• [What is asked]
For each line in the data below that holds "this", return a copy.

>> START Data excerpts

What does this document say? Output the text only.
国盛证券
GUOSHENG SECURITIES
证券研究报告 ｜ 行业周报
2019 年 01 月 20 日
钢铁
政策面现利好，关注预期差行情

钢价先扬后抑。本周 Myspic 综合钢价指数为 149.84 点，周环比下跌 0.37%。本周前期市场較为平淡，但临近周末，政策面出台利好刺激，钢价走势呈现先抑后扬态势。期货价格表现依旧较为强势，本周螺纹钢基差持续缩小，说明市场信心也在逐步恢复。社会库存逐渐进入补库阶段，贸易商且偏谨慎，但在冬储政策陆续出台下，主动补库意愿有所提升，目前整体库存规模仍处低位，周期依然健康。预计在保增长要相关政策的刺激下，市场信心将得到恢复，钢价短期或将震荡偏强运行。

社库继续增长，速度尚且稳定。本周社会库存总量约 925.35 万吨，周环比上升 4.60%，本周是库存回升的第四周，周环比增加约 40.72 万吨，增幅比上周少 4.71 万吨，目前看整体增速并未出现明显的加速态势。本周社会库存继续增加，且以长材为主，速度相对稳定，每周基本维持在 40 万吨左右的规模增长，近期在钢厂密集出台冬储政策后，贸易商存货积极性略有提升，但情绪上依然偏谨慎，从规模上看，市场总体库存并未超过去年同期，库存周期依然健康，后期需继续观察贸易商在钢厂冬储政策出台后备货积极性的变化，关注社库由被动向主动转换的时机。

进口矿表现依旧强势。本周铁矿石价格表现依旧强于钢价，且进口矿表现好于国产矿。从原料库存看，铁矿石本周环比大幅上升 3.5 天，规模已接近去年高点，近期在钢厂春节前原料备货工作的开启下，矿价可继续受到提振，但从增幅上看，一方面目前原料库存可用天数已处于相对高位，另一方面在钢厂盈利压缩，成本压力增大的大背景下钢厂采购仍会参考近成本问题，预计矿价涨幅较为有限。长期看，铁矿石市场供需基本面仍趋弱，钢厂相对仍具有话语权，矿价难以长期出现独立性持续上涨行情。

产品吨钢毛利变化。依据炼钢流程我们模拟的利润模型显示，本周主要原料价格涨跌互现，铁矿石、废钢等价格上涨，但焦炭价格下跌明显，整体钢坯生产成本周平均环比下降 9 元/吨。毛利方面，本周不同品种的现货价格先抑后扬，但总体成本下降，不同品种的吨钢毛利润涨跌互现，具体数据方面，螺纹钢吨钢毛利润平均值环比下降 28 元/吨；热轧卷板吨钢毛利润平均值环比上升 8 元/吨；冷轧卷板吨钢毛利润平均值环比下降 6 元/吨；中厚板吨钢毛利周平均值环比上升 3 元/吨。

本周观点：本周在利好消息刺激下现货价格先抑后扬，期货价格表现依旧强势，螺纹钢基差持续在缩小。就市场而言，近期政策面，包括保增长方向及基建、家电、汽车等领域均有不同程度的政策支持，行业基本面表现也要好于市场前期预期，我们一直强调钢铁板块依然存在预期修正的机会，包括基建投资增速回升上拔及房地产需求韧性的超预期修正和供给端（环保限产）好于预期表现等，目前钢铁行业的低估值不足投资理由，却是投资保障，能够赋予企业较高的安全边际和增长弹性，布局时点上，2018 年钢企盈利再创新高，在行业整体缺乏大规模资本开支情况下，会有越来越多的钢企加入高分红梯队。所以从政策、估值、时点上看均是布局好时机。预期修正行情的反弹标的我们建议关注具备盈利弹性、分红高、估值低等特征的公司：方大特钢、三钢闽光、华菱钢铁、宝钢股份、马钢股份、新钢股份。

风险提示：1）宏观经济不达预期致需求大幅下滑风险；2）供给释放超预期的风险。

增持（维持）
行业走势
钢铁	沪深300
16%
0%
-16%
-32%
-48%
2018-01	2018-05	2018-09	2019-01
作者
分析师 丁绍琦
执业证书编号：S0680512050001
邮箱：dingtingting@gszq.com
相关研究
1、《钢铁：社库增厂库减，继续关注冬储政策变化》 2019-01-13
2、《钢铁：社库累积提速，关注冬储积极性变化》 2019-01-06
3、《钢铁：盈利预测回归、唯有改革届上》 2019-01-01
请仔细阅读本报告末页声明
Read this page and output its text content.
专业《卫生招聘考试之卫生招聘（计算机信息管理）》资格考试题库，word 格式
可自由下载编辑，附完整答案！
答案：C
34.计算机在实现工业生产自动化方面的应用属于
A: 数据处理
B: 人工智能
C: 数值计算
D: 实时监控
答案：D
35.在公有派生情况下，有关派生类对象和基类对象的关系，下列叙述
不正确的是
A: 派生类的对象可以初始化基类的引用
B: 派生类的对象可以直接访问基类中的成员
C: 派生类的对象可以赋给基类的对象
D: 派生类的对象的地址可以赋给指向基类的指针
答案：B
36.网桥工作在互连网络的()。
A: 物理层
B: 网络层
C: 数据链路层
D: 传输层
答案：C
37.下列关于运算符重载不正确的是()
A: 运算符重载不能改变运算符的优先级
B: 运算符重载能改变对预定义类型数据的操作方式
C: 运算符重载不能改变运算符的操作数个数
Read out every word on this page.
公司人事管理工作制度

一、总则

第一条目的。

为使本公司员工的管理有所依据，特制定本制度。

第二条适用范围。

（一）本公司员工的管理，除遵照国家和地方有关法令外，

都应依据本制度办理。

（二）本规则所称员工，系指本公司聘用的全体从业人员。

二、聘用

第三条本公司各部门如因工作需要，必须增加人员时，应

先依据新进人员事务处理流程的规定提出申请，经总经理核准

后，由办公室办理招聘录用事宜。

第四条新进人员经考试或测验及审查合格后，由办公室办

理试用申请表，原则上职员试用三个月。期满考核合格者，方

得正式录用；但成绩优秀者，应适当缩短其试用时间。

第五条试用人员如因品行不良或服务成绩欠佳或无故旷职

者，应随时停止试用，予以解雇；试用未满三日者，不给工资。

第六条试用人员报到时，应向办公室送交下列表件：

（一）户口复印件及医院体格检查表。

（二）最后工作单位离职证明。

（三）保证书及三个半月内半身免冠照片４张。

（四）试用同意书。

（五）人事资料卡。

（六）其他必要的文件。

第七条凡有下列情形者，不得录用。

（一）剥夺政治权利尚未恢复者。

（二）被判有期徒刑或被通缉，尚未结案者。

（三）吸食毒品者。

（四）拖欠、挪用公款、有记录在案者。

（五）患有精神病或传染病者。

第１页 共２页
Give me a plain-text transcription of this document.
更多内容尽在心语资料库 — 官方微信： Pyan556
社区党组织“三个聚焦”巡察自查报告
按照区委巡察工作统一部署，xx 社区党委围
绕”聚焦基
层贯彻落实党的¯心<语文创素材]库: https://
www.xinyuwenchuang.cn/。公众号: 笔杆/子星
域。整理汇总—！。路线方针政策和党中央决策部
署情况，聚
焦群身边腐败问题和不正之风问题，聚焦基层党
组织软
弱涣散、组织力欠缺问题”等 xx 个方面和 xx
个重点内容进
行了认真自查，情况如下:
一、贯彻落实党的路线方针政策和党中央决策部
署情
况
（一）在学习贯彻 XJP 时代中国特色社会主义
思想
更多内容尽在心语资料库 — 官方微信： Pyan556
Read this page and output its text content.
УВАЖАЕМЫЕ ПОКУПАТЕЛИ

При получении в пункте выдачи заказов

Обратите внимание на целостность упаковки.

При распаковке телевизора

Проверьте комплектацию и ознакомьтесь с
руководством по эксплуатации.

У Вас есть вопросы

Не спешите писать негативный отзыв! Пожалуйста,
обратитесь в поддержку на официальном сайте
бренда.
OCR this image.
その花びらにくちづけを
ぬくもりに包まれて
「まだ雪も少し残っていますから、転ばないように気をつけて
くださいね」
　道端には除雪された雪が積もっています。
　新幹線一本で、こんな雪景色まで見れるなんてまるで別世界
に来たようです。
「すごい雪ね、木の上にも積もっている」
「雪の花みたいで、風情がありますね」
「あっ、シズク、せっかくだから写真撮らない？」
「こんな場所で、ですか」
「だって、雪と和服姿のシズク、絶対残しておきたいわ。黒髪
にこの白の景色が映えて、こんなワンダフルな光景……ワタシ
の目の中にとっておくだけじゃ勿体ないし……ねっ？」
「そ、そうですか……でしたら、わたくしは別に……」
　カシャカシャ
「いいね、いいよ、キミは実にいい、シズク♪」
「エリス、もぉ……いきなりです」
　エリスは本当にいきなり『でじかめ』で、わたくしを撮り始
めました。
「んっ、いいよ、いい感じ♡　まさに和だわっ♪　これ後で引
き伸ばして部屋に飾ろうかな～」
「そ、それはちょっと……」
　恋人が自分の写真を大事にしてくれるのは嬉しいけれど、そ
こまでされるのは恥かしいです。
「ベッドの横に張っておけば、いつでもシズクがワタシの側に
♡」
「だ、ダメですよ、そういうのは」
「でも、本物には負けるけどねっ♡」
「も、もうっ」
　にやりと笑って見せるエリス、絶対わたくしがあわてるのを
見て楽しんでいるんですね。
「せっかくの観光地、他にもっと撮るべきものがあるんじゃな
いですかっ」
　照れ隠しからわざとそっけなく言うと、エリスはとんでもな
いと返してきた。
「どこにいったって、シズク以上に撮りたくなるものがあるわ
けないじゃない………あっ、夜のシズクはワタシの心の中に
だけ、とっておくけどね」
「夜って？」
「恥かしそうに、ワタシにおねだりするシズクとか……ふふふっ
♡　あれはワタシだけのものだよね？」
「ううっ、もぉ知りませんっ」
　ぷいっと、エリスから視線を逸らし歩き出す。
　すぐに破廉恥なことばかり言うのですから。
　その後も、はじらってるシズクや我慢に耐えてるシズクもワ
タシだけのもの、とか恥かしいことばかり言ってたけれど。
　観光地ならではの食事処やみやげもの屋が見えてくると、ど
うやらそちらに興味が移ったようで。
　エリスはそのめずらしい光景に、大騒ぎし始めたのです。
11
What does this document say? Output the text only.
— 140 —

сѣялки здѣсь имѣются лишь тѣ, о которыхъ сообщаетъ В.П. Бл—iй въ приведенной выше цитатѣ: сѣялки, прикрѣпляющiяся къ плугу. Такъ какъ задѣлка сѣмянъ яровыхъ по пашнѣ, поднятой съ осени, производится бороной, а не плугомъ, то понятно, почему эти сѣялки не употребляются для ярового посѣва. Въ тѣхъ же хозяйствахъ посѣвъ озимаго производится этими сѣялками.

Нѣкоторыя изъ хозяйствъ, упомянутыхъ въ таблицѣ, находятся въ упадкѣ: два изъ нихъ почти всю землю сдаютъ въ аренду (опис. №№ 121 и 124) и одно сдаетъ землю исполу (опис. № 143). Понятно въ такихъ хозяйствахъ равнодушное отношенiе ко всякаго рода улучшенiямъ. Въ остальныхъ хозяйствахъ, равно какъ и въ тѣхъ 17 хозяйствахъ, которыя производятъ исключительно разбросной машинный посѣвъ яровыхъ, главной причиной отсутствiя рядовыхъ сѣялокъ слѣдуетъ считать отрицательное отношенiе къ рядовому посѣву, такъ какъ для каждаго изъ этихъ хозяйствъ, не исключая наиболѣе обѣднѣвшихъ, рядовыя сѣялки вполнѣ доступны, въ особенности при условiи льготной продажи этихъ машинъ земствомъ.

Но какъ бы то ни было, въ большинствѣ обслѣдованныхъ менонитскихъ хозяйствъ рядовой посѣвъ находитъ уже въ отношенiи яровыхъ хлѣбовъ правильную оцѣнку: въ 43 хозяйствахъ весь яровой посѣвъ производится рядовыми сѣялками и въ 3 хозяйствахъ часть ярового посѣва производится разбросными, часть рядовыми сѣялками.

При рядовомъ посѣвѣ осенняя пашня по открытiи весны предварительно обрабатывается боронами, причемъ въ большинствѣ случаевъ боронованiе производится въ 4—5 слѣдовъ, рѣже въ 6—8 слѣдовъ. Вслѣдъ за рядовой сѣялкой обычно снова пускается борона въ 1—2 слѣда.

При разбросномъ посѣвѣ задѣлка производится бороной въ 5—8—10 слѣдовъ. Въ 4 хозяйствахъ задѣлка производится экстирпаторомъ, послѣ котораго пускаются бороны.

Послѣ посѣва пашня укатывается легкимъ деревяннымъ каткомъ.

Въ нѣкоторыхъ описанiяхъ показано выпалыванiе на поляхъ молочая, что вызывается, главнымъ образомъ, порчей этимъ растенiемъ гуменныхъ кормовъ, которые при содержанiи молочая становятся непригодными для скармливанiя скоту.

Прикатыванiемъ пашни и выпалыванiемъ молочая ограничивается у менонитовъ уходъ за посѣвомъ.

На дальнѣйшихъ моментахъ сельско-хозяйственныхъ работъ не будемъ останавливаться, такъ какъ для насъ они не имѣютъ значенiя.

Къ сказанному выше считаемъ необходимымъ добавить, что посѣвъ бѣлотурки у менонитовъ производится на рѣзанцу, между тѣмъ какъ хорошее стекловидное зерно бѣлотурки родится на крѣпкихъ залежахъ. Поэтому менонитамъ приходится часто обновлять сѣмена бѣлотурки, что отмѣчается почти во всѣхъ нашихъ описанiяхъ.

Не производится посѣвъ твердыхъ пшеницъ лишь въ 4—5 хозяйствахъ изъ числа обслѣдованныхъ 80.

>> END Data excerpts

• [Written solution]
What does this document say? Output the text only.
Read this page and output its text content.
Read out every word on this page.
Give me a plain-text transcription of this document.
Read this page and output its text content.
OCR this image.
What does this document say? Output the text only.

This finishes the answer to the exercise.